** Required task **
Reproduce every entry below precisely; do not include the pictures.

......

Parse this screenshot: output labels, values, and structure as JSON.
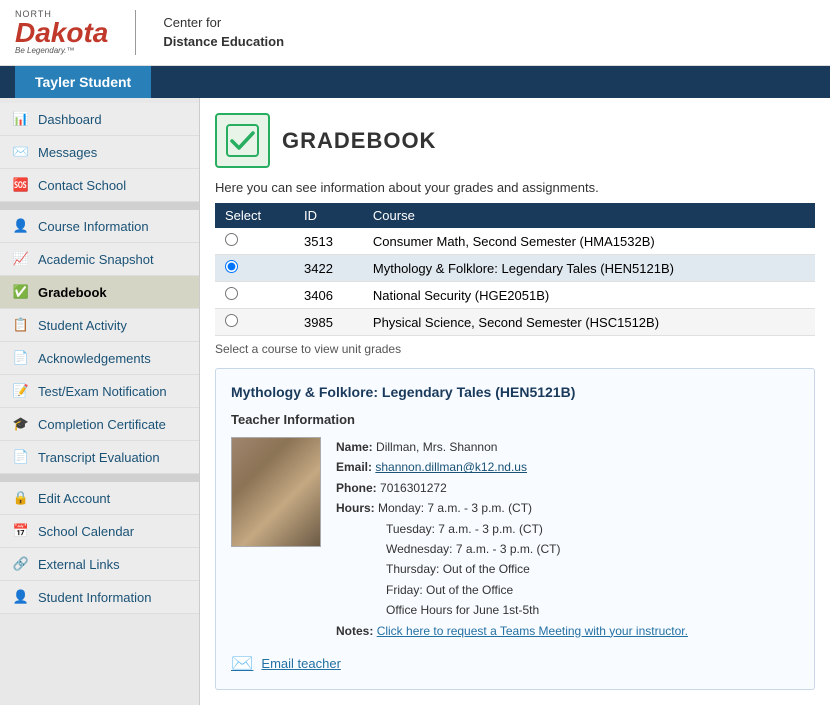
{
  "header": {
    "logo_north": "NORTH",
    "logo_dakota": "Dakota",
    "logo_legendary": "Be Legendary.™",
    "cde_line1": "Center for",
    "cde_line2": "Distance Education"
  },
  "navbar": {
    "user_name": "Tayler Student"
  },
  "sidebar": {
    "items": [
      {
        "id": "dashboard",
        "label": "Dashboard",
        "icon": "📊",
        "active": false
      },
      {
        "id": "messages",
        "label": "Messages",
        "icon": "✉️",
        "active": false
      },
      {
        "id": "contact-school",
        "label": "Contact School",
        "icon": "🆘",
        "active": false
      },
      {
        "id": "course-information",
        "label": "Course Information",
        "icon": "👤",
        "active": false
      },
      {
        "id": "academic-snapshot",
        "label": "Academic Snapshot",
        "icon": "📈",
        "active": false
      },
      {
        "id": "gradebook",
        "label": "Gradebook",
        "icon": "✅",
        "active": true
      },
      {
        "id": "student-activity",
        "label": "Student Activity",
        "icon": "📋",
        "active": false
      },
      {
        "id": "acknowledgements",
        "label": "Acknowledgements",
        "icon": "📄",
        "active": false
      },
      {
        "id": "test-exam",
        "label": "Test/Exam Notification",
        "icon": "📝",
        "active": false
      },
      {
        "id": "completion-cert",
        "label": "Completion Certificate",
        "icon": "🎓",
        "active": false
      },
      {
        "id": "transcript",
        "label": "Transcript Evaluation",
        "icon": "📄",
        "active": false
      },
      {
        "id": "edit-account",
        "label": "Edit Account",
        "icon": "🔒",
        "active": false
      },
      {
        "id": "school-calendar",
        "label": "School Calendar",
        "icon": "📅",
        "active": false
      },
      {
        "id": "external-links",
        "label": "External Links",
        "icon": "🔗",
        "active": false
      },
      {
        "id": "student-info",
        "label": "Student Information",
        "icon": "👤",
        "active": false
      }
    ]
  },
  "gradebook": {
    "page_title": "Gradebook",
    "intro_text": "Here you can see information about your grades and assignments.",
    "table": {
      "headers": [
        "Select",
        "ID",
        "Course"
      ],
      "rows": [
        {
          "id": "3513",
          "course": "Consumer Math, Second Semester (HMA1532B)",
          "selected": false
        },
        {
          "id": "3422",
          "course": "Mythology & Folklore: Legendary Tales (HEN5121B)",
          "selected": true
        },
        {
          "id": "3406",
          "course": "National Security (HGE2051B)",
          "selected": false
        },
        {
          "id": "3985",
          "course": "Physical Science, Second Semester (HSC1512B)",
          "selected": false
        }
      ]
    },
    "select_hint": "Select a course to view unit grades",
    "selected_course_title": "Mythology & Folklore: Legendary Tales (HEN5121B)",
    "teacher_section": "Teacher Information",
    "teacher": {
      "name_label": "Name:",
      "name_value": "Dillman, Mrs. Shannon",
      "email_label": "Email:",
      "email_value": "shannon.dillman@k12.nd.us",
      "phone_label": "Phone:",
      "phone_value": "7016301272",
      "hours_label": "Hours:",
      "hours_lines": [
        "Monday: 7 a.m. - 3 p.m. (CT)",
        "Tuesday: 7 a.m. - 3 p.m. (CT)",
        "Wednesday: 7 a.m. - 3 p.m. (CT)",
        "Thursday: Out of the Office",
        "Friday: Out of the Office",
        "Office Hours for June 1st-5th"
      ],
      "notes_label": "Notes:",
      "notes_link_text": "Click here to request a Teams Meeting with your instructor.",
      "email_teacher_label": "Email teacher"
    }
  }
}
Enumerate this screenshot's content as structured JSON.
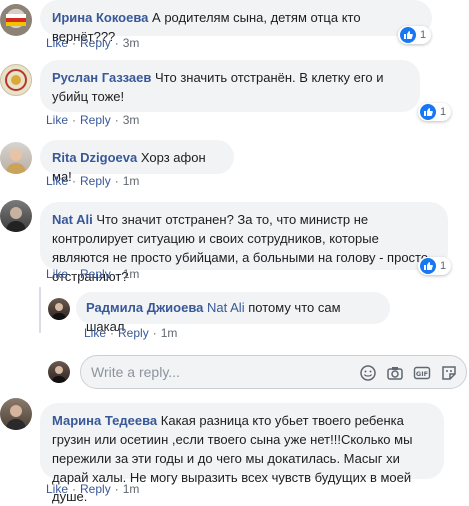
{
  "actions": {
    "like": "Like",
    "reply": "Reply"
  },
  "comments": [
    {
      "author": "Ирина Кокоева",
      "text": "А родителям сына, детям отца кто вернёт???",
      "time": "3m",
      "likes": "1"
    },
    {
      "author": "Руслан Газзаев",
      "text": "Что значить отстранён. В клетку его и убийц тоже!",
      "time": "3m",
      "likes": "1"
    },
    {
      "author": "Rita Dzigoeva",
      "text": "Хорз афон ма!",
      "time": "1m"
    },
    {
      "author": "Nat Ali",
      "text": "Что значит отстранен? За то, что министр не контролирует ситуацию и своих сотрудников, которые являются не просто убийцами, а больными на голову - просто отстраняют?",
      "time": "1m",
      "likes": "1"
    },
    {
      "author": "Марина Тедеева",
      "text": "Какая разница кто убьет твоего ребенка грузин или осетиин ,если твоего сына уже нет!!!Сколько мы пережили за эти годы и до чего мы докатилась. Масыг хи дарай халы. Не могу выразить всех чувств будущих в моей душе.",
      "time": "1m"
    }
  ],
  "reply": {
    "author": "Радмила Джиоева",
    "mention": "Nat Ali",
    "text": "потому что сам шакал",
    "time": "1m"
  },
  "reply_input": {
    "placeholder": "Write a reply..."
  },
  "colors": {
    "link": "#385898",
    "bubble": "#f2f3f5",
    "like_blue": "#1877f2"
  }
}
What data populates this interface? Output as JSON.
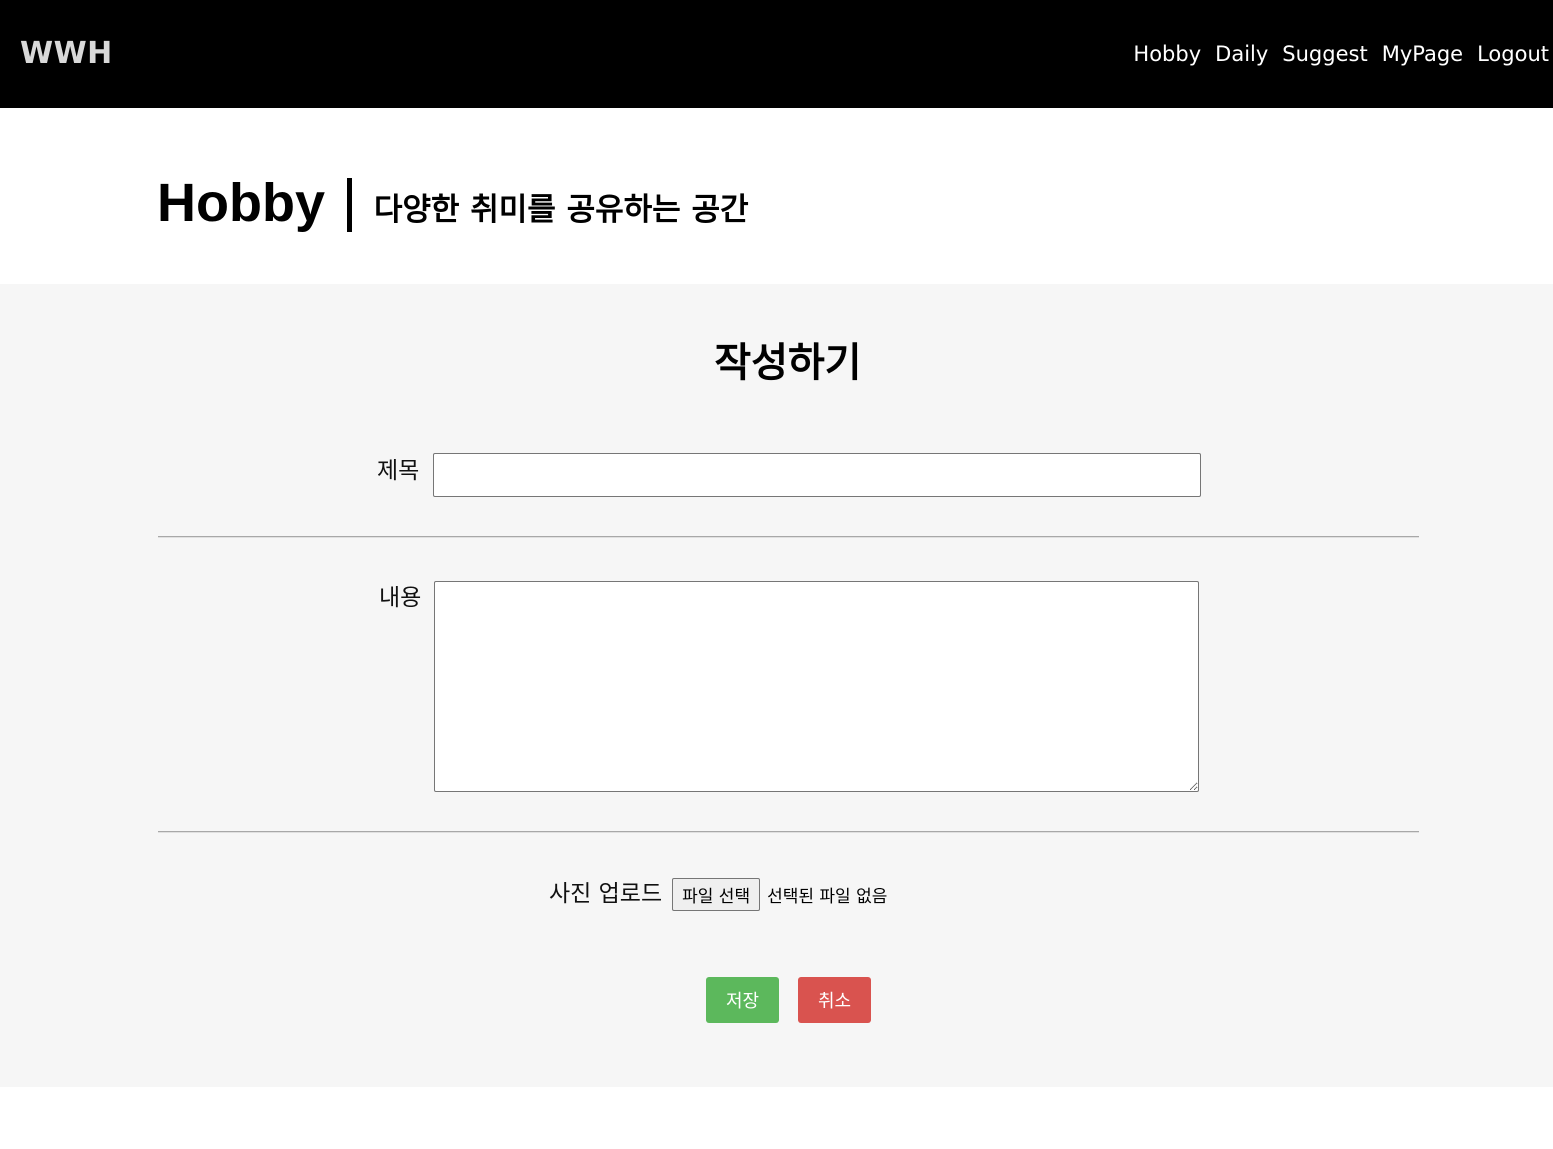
{
  "brand": "WWH",
  "nav": {
    "items": [
      "Hobby",
      "Daily",
      "Suggest",
      "MyPage",
      "Logout"
    ]
  },
  "header": {
    "title": "Hobby",
    "subtitle": "다양한 취미를 공유하는 공간"
  },
  "form": {
    "heading": "작성하기",
    "title_label": "제목",
    "title_value": "",
    "content_label": "내용",
    "content_value": "",
    "upload_label": "사진 업로드",
    "file_button_label": "파일 선택",
    "file_status": "선택된 파일 없음",
    "save_label": "저장",
    "cancel_label": "취소"
  },
  "colors": {
    "navbar_bg": "#000000",
    "form_bg": "#f6f6f6",
    "save_button": "#5cb85c",
    "cancel_button": "#d9534f"
  }
}
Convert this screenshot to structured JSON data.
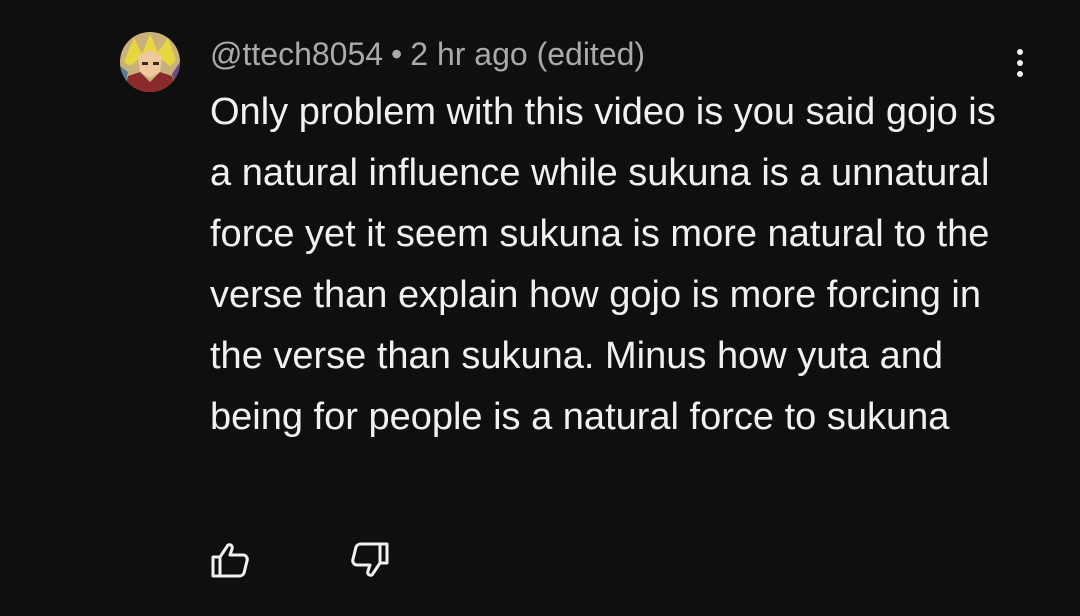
{
  "comment": {
    "author": "@ttech8054",
    "separator": "•",
    "time": "2 hr ago (edited)",
    "text": "Only problem with this video is you said gojo is a natural influence while sukuna is a unnatural force yet it seem sukuna is more natural to the verse than explain how gojo is more forcing in the verse than sukuna. Minus how yuta and being for people is a natural force to sukuna"
  },
  "icons": {
    "avatar": "user-avatar",
    "more": "vertical-ellipsis-icon",
    "like": "thumbs-up-icon",
    "dislike": "thumbs-down-icon"
  },
  "colors": {
    "background": "#0f0f0f",
    "text": "#f1f1f1",
    "meta": "#aaaaaa"
  }
}
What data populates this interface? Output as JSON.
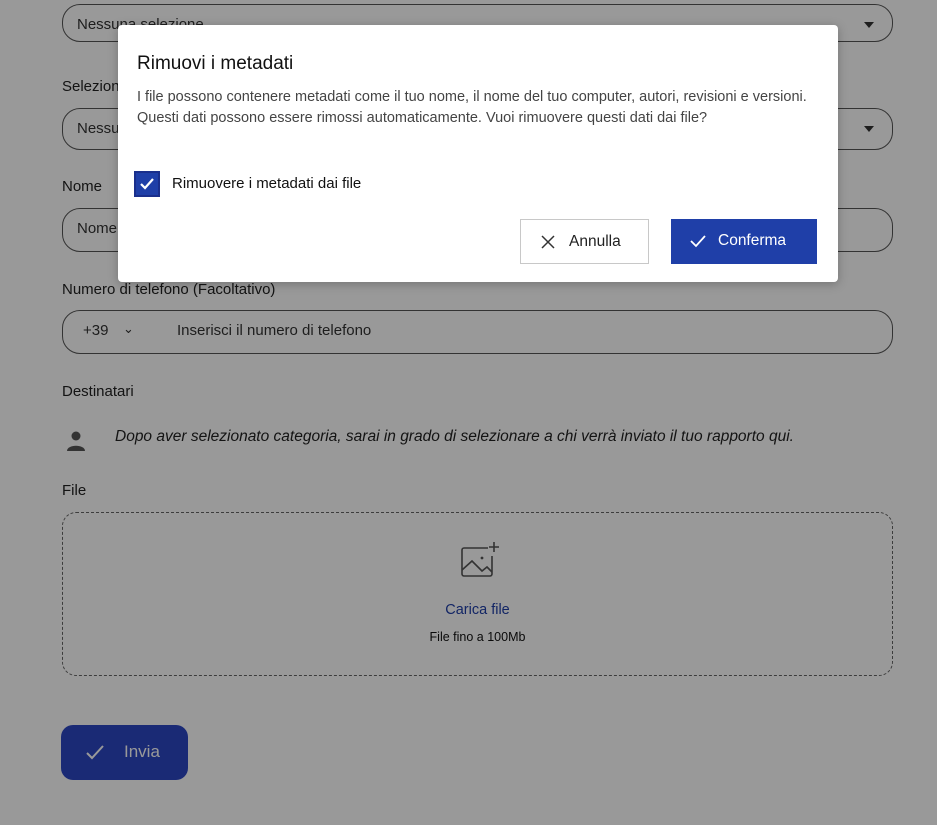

......

** Problem solution **
Parse this screenshot: output labels, values, and structure as JSON.
{
  "header": {
    "logo_north": "NORTH",
    "logo_dakota": "Dakota",
    "logo_legendary": "Be Legendary.™",
    "cde_line1": "Center for",
    "cde_line2": "Distance Education"
  },
  "navbar": {
    "user_name": "Tayler Student"
  },
  "sidebar": {
    "items": [
      {
        "id": "dashboard",
        "label": "Dashboard",
        "icon": "📊",
        "active": false
      },
      {
        "id": "messages",
        "label": "Messages",
        "icon": "✉️",
        "active": false
      },
      {
        "id": "contact-school",
        "label": "Contact School",
        "icon": "🆘",
        "active": false
      },
      {
        "id": "course-information",
        "label": "Course Information",
        "icon": "👤",
        "active": false
      },
      {
        "id": "academic-snapshot",
        "label": "Academic Snapshot",
        "icon": "📈",
        "active": false
      },
      {
        "id": "gradebook",
        "label": "Gradebook",
        "icon": "✅",
        "active": true
      },
      {
        "id": "student-activity",
        "label": "Student Activity",
        "icon": "📋",
        "active": false
      },
      {
        "id": "acknowledgements",
        "label": "Acknowledgements",
        "icon": "📄",
        "active": false
      },
      {
        "id": "test-exam",
        "label": "Test/Exam Notification",
        "icon": "📝",
        "active": false
      },
      {
        "id": "completion-cert",
        "label": "Completion Certificate",
        "icon": "🎓",
        "active": false
      },
      {
        "id": "transcript",
        "label": "Transcript Evaluation",
        "icon": "📄",
        "active": false
      },
      {
        "id": "edit-account",
        "label": "Edit Account",
        "icon": "🔒",
        "active": false
      },
      {
        "id": "school-calendar",
        "label": "School Calendar",
        "icon": "📅",
        "active": false
      },
      {
        "id": "external-links",
        "label": "External Links",
        "icon": "🔗",
        "active": false
      },
      {
        "id": "student-info",
        "label": "Student Information",
        "icon": "👤",
        "active": false
      }
    ]
  },
  "gradebook": {
    "page_title": "Gradebook",
    "intro_text": "Here you can see information about your grades and assignments.",
    "table": {
      "headers": [
        "Select",
        "ID",
        "Course"
      ],
      "rows": [
        {
          "id": "3513",
          "course": "Consumer Math, Second Semester (HMA1532B)",
          "selected": false
        },
        {
          "id": "3422",
          "course": "Mythology & Folklore: Legendary Tales (HEN5121B)",
          "selected": true
        },
        {
          "id": "3406",
          "course": "National Security (HGE2051B)",
          "selected": false
        },
        {
          "id": "3985",
          "course": "Physical Science, Second Semester (HSC1512B)",
          "selected": false
        }
      ]
    },
    "select_hint": "Select a course to view unit grades",
    "selected_course_title": "Mythology & Folklore: Legendary Tales (HEN5121B)",
    "teacher_section": "Teacher Information",
    "teacher": {
      "name_label": "Name:",
      "name_value": "Dillman, Mrs. Shannon",
      "email_label": "Email:",
      "email_value": "shannon.dillman@k12.nd.us",
      "phone_label": "Phone:",
      "phone_value": "7016301272",
      "hours_label": "Hours:",
      "hours_lines": [
        "Monday: 7 a.m. - 3 p.m. (CT)",
        "Tuesday: 7 a.m. - 3 p.m. (CT)",
        "Wednesday: 7 a.m. - 3 p.m. (CT)",
        "Thursday: Out of the Office",
        "Friday: Out of the Office",
        "Office Hours for June 1st-5th"
      ],
      "notes_label": "Notes:",
      "notes_link_text": "Click here to request a Teams Meeting with your instructor.",
      "email_teacher_label": "Email teacher"
    }
  }
}
Enumerate this screenshot's content as structured JSON.
{
  "actions": {
    "like": "Like",
    "reply": "Reply"
  },
  "comments": [
    {
      "author": "Ирина Кокоева",
      "text": "А родителям сына, детям отца кто вернёт???",
      "time": "3m",
      "likes": "1"
    },
    {
      "author": "Руслан Газзаев",
      "text": "Что значить отстранён. В клетку его и убийц тоже!",
      "time": "3m",
      "likes": "1"
    },
    {
      "author": "Rita Dzigoeva",
      "text": "Хорз афон ма!",
      "time": "1m"
    },
    {
      "author": "Nat Ali",
      "text": "Что значит отстранен? За то, что министр не контролирует ситуацию и своих сотрудников, которые являются не просто убийцами, а больными на голову - просто отстраняют?",
      "time": "1m",
      "likes": "1"
    },
    {
      "author": "Марина Тедеева",
      "text": "Какая разница кто убьет твоего ребенка грузин или осетиин ,если твоего сына уже нет!!!Сколько мы пережили за эти годы и до чего мы докатилась. Масыг хи дарай халы. Не могу выразить всех чувств будущих в моей душе.",
      "time": "1m"
    }
  ],
  "reply": {
    "author": "Радмила Джиоева",
    "mention": "Nat Ali",
    "text": "потому что сам шакал",
    "time": "1m"
  },
  "reply_input": {
    "placeholder": "Write a reply..."
  },
  "colors": {
    "link": "#385898",
    "bubble": "#f2f3f5",
    "like_blue": "#1877f2"
  }
}
What data populates this interface? Output as JSON.
{
  "brand": "WWH",
  "nav": {
    "items": [
      "Hobby",
      "Daily",
      "Suggest",
      "MyPage",
      "Logout"
    ]
  },
  "header": {
    "title": "Hobby",
    "subtitle": "다양한 취미를 공유하는 공간"
  },
  "form": {
    "heading": "작성하기",
    "title_label": "제목",
    "title_value": "",
    "content_label": "내용",
    "content_value": "",
    "upload_label": "사진 업로드",
    "file_button_label": "파일 선택",
    "file_status": "선택된 파일 없음",
    "save_label": "저장",
    "cancel_label": "취소"
  },
  "colors": {
    "navbar_bg": "#000000",
    "form_bg": "#f6f6f6",
    "save_button": "#5cb85c",
    "cancel_button": "#d9534f"
  }
}
Convert this screenshot to structured JSON data.
{
  "comment": {
    "author": "@ttech8054",
    "separator": "•",
    "time": "2 hr ago (edited)",
    "text": "Only problem with this video is you said gojo is a natural influence while sukuna is a unnatural force yet it seem sukuna is more natural to the verse than explain how gojo is more forcing in the verse than sukuna. Minus how yuta and being for people is a natural force to sukuna"
  },
  "icons": {
    "avatar": "user-avatar",
    "more": "vertical-ellipsis-icon",
    "like": "thumbs-up-icon",
    "dislike": "thumbs-down-icon"
  },
  "colors": {
    "background": "#0f0f0f",
    "text": "#f1f1f1",
    "meta": "#aaaaaa"
  }
}
What data populates this interface? Output as JSON.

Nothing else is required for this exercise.